Tally the lines containing "name" and report the number alone.

_Collected data entries_.

╔══

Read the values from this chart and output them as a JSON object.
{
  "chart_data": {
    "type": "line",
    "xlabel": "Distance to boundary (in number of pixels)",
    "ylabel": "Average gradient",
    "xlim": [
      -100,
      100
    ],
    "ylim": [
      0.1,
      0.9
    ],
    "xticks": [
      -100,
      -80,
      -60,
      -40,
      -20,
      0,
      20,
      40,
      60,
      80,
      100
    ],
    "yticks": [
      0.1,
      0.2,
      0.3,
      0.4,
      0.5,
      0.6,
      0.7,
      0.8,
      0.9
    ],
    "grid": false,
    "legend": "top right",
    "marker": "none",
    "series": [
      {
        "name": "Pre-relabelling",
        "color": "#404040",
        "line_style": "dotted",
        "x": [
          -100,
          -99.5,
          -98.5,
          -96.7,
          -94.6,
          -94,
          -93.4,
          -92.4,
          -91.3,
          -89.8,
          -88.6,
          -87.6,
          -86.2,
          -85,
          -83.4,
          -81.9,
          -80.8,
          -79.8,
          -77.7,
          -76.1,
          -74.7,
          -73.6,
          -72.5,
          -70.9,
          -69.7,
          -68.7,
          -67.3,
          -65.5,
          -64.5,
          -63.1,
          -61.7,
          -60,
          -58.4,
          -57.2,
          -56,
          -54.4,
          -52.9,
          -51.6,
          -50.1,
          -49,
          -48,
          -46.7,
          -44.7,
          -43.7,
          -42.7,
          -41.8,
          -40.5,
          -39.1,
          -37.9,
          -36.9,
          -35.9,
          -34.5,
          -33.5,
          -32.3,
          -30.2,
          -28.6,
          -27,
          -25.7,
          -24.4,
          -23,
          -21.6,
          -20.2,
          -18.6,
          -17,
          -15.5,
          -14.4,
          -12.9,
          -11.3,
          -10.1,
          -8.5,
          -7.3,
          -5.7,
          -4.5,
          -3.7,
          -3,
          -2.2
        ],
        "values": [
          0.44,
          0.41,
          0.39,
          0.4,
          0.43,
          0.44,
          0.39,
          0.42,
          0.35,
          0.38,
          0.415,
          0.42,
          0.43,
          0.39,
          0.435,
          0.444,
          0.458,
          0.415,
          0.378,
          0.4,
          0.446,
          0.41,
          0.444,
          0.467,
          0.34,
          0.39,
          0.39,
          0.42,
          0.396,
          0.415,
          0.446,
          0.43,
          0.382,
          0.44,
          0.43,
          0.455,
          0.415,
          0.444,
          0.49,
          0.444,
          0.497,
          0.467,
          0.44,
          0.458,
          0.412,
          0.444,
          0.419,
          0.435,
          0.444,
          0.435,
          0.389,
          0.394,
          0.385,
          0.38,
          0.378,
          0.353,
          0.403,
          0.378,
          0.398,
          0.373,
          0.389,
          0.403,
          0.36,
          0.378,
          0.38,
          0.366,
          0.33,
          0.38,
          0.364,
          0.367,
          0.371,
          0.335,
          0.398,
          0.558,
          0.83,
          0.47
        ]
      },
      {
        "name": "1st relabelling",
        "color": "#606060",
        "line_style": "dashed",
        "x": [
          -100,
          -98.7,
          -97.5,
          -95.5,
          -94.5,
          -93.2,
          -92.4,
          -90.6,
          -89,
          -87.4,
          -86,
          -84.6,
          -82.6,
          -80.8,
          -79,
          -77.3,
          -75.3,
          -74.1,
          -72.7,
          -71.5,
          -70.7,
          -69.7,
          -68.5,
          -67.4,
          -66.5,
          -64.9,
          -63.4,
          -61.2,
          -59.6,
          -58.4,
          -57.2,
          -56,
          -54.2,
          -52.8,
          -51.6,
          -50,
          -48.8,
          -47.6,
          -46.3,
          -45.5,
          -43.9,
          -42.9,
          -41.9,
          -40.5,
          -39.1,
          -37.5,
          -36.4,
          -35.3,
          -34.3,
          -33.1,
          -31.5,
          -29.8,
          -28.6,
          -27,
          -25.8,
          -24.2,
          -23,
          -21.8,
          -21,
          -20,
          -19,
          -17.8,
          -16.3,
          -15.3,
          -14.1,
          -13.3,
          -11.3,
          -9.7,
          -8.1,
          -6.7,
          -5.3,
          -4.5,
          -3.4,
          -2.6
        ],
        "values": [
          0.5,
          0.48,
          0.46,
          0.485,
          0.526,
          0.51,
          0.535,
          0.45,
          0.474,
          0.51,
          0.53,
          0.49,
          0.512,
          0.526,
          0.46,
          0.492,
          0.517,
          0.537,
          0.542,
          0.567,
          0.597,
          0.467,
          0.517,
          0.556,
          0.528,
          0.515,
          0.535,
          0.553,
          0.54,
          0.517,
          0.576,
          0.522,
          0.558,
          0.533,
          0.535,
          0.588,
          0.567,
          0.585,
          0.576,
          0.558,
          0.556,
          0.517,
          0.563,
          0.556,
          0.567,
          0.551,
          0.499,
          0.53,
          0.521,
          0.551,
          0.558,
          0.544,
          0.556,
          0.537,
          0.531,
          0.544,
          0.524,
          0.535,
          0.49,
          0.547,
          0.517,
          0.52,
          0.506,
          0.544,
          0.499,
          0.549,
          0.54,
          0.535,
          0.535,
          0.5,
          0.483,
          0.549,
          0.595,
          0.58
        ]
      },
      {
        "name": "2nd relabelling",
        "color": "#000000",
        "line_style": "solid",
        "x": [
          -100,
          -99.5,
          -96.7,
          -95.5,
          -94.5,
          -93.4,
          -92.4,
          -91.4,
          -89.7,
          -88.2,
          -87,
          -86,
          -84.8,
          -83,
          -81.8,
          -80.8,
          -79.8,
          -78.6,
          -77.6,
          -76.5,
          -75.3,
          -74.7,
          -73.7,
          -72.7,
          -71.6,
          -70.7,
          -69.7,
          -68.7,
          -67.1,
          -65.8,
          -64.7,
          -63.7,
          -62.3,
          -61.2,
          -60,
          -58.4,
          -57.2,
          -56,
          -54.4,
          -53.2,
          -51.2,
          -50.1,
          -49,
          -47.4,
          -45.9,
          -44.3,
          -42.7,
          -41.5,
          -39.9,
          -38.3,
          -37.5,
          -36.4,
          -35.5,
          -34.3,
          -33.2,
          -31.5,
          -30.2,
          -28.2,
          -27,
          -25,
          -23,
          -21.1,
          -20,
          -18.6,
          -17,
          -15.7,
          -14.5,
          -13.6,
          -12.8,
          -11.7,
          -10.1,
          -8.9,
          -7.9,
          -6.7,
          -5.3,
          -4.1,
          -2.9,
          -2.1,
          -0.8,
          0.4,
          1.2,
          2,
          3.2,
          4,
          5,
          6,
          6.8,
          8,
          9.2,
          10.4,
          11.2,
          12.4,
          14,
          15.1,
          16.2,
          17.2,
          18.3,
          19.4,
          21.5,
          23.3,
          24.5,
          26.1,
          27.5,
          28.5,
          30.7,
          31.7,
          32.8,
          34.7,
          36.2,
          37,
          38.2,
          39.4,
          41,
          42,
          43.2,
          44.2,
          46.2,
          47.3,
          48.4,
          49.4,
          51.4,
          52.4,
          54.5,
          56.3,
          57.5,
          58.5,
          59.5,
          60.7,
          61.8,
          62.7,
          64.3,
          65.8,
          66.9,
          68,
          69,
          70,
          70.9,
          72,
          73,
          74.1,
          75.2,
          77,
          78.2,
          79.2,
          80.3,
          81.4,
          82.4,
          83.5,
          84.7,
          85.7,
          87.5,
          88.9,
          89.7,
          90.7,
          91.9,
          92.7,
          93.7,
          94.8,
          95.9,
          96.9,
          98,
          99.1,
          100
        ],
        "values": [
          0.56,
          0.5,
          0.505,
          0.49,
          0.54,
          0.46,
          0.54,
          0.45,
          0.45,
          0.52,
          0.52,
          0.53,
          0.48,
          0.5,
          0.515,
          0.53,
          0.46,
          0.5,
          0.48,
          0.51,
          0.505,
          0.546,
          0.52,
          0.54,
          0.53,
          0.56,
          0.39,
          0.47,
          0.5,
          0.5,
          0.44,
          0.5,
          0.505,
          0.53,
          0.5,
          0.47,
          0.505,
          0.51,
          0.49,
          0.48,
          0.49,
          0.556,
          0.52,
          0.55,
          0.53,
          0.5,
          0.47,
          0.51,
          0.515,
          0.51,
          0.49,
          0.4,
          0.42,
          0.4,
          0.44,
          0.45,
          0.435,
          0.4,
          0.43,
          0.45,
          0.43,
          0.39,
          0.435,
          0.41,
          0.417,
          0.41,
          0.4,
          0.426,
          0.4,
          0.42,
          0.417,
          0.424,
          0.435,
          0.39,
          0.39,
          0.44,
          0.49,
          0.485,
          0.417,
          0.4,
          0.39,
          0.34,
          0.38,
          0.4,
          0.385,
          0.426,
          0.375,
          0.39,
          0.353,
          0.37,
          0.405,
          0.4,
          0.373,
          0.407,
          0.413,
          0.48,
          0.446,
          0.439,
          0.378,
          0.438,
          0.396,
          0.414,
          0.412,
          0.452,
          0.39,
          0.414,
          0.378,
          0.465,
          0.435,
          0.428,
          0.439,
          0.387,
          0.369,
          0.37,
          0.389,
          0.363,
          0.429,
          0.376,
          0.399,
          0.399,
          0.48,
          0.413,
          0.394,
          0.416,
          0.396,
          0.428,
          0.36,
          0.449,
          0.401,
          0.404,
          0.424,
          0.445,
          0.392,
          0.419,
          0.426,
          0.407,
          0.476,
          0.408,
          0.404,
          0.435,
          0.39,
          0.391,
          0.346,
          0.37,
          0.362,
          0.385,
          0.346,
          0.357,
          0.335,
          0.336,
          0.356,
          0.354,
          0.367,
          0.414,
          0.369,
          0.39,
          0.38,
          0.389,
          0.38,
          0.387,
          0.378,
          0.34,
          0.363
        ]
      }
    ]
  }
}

╚══

_EXERCISE OUTPUT_. 3